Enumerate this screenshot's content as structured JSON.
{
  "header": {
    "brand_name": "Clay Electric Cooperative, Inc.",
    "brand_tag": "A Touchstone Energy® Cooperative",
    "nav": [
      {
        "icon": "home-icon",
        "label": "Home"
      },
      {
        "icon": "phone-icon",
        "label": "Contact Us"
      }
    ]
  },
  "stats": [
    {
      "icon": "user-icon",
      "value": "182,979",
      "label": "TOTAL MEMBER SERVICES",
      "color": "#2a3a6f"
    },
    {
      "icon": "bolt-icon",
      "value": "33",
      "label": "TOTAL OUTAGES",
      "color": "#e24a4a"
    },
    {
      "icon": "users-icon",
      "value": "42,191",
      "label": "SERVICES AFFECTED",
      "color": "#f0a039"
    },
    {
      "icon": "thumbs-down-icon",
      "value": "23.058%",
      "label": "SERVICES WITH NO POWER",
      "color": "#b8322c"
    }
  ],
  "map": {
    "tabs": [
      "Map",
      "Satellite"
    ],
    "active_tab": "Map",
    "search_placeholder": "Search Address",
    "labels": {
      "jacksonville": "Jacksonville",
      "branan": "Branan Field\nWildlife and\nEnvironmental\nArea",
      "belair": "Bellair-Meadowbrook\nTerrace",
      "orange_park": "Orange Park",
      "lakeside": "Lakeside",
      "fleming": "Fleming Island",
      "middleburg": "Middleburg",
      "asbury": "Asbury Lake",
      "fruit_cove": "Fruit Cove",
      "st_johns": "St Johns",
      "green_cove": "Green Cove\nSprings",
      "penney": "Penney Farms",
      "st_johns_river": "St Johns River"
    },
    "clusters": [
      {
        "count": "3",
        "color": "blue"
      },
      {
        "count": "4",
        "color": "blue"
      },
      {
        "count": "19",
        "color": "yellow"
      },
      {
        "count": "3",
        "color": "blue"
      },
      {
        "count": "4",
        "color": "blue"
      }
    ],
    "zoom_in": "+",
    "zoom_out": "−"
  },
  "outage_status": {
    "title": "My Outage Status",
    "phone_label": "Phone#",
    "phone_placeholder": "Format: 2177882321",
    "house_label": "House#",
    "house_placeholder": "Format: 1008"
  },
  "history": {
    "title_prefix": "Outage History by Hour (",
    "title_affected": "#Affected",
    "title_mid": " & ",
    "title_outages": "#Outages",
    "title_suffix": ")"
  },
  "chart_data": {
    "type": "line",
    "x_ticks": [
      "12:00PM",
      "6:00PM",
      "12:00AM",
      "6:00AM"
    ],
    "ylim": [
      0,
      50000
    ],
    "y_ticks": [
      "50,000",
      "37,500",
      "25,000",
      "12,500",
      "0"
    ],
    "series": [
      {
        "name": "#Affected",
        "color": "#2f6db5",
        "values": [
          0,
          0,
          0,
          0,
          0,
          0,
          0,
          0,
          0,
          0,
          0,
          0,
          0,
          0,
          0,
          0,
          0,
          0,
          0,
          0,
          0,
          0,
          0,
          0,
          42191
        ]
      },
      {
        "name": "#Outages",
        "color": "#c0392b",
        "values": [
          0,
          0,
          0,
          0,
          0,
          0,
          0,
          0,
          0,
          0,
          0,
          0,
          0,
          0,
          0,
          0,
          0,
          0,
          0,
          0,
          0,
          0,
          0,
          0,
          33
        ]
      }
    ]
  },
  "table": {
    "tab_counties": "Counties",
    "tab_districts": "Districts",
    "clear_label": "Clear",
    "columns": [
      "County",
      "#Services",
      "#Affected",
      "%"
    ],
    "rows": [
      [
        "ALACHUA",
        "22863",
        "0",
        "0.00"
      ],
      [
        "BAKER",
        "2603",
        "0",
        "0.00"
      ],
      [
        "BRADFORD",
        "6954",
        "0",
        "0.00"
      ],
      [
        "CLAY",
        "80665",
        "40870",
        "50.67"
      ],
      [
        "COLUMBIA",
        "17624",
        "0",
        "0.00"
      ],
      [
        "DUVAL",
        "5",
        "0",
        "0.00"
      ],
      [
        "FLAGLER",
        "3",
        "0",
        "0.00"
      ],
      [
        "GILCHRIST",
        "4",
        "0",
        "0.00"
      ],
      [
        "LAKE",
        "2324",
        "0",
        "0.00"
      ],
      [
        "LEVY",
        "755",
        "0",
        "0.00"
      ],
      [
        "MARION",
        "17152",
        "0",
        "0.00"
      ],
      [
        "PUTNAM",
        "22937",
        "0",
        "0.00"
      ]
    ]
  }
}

Instructions for the task - Filter the records down to the lines that contain the string "TOTAL", and copy those lines.

The reply -
      "label": "TOTAL MEMBER SERVICES",
      "label": "TOTAL OUTAGES",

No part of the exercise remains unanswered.